Édouard Firmin Matoko, un atout fédérateur
L’argumentaire avancé par Brazzaville repose sur le profil singulier d’Édouard Firmin Matoko. Ancien sous-directeur général de l’agence onusienne, l’intéressé a longuement arpenté les couloirs de la maison de la paix par l’éducation, maîtrisant ses codes et ses réseaux. Il fut, en 2019, l’un des architectes de la première Biennale de Luanda dédiée à la culture de la paix, une initiative conjointe de l’Unesco, de l’Union africaine et du gouvernement angolais. En misant sur lui, le Congo propose un candidat dont l’expertise s’adosse déjà à des succès partagés avec Luanda, un détail que la diplomatie congolaise n’a pas manqué de rappeler. Pour João Lourenço, soutenir Matoko équivaut moins à céder à la courtoisie bilatérale qu’à promouvoir un partenaire dont l’action est alignée sur la vocation de soft power angolais.
La mémoire historique, levier stratégique
Le choix du calendrier n’est pas fortuit. À l’approche du cinquantième anniversaire de l’indépendance de l’Angola, les références à la solidarité de lutte se font plus vibrantes. Jean-Claude Gakosso, rappelant la coopération militaire instaurée dès 1975 entre Brazzaville et le Mouvement populaire de libération de l’Angola, a souligné que « les liens du sang se doublent désormais d’une communion d’intérêts stratégiques ». Dans un paysage diplomatique africain dominé par la compétition des récits, invoquer cette mémoire partagée confère à l’initiative congolaise une épaisseur symbolique qui transcende le simple marchandage de soutiens.
== == ==
--- EXERCICES ---
- a) Recopiez le passage de l'extrait fourni allant de « La mémoire historique, levier » jusqu'à « marchandage de soutiens. » inclus, en substituant « moment » à « calendrier ».
- b) Poursuivez, s'il vous plaît, l'extrait fourni consacré à Édouard Firmin Matoko à partir de sa dernière phrase.
Les enregistrements qui suivent ont une autre origine que l'extrait fourni.

--- DONNÉES FOURNIES ---
== == ==
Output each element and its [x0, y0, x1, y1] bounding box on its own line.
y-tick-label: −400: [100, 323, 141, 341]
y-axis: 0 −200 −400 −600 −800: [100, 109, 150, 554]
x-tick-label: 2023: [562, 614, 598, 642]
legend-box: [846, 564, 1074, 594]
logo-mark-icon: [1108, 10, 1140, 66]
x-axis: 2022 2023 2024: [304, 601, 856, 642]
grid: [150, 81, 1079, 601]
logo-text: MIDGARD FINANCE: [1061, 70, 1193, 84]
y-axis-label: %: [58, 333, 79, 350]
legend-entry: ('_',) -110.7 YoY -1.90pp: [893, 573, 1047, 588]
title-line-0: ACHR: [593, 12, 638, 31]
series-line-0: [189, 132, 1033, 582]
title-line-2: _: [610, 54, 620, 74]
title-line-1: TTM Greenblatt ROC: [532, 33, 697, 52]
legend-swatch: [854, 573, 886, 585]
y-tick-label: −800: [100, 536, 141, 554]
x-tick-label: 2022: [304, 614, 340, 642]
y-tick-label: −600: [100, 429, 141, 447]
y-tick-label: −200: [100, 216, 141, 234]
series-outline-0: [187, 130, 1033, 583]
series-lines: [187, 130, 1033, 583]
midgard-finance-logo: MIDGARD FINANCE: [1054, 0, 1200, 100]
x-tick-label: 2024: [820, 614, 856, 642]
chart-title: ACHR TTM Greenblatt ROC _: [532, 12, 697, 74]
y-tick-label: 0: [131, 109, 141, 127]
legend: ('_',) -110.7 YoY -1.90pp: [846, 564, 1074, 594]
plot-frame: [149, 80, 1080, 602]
== == ==
--- RÉPONSES ---
- a)
La mémoire historique, levier stratégique
Le choix du moment n’est pas fortuit. À l’approche du cinquantième anniversaire de l’indépendance de l’Angola, les références à la solidarité de lutte se font plus vibrantes. Jean-Claude Gakosso, rappelant la coopération militaire instaurée dès 1975 entre Brazzaville et le Mouvement populaire de libération de l’Angola, a souligné que « les liens du sang se doublent désormais d’une communion d’intérêts stratégiques ». Dans un paysage diplomatique africain dominé par la compétition des récits, invoquer cette mémoire partagée confère à l’initiative congolaise une épaisseur symbolique qui transcende le simple marchandage de soutiens.

- b)
Un partenariat au service de la paix régionale
Le message de Denis Sassou Nguesso à son homologue angolais met également en lumière le rôle de médiateur que Luanda assume depuis plusieurs mois dans la crise à l’est de la République démocratique du Congo. Brazzaville partage la conviction qu’une stabilité durable dans cette zone charnière conditionne la réussite de tout agenda de développement. En saluant la « constance du leadership angolais », la partie congolaise s’associe à cette diplomatie de résolution des conflits, portant ainsi la candidature Matoko comme le prolongement culturel d’un engagement sécuritaire commun. Il en ressort une architecture coopérative où l’Unesco deviendrait, par ricochet, un relais pour des programmes éducatifs et patrimoniaux visant la pacification des esprits.
Vers une nouvelle matrice bilatérale
Au-delà de l’échéance élective de 2025 à l’Unesco, la mission congolaise laisse entrevoir une matrice bilatérale élargie. Des sources proches du dossier évoquent une reprise des consultations sur l’interconnexion ferroviaire Pointe-Noire-Lobito, corridor logistique susceptible d’accélérer les exportations régionales de minerais et d’hydrocarbures. Parallèlement, des accords de formation diplomatique conjointe permettraient de capitaliser sur les expertises respectives en négociation multilatérale. Autrement dit, la candidature Matoko fonctionne comme un catalyseur : elle oblige Brazzaville et Luanda à articuler une vision à long terme, de la gouvernance culturelle à la coopération économique, sans éluder la sécurité qui demeure le socle de toute ambition intégrative. Dans l’immédiat, le pari congolais consiste à transformer un geste de courtoisie en dynamique vertueuse, misant sur la confiance discrète mais tangible qui unit deux capitales conscientes de leur destin partagé au cœur de l’Afrique centrale.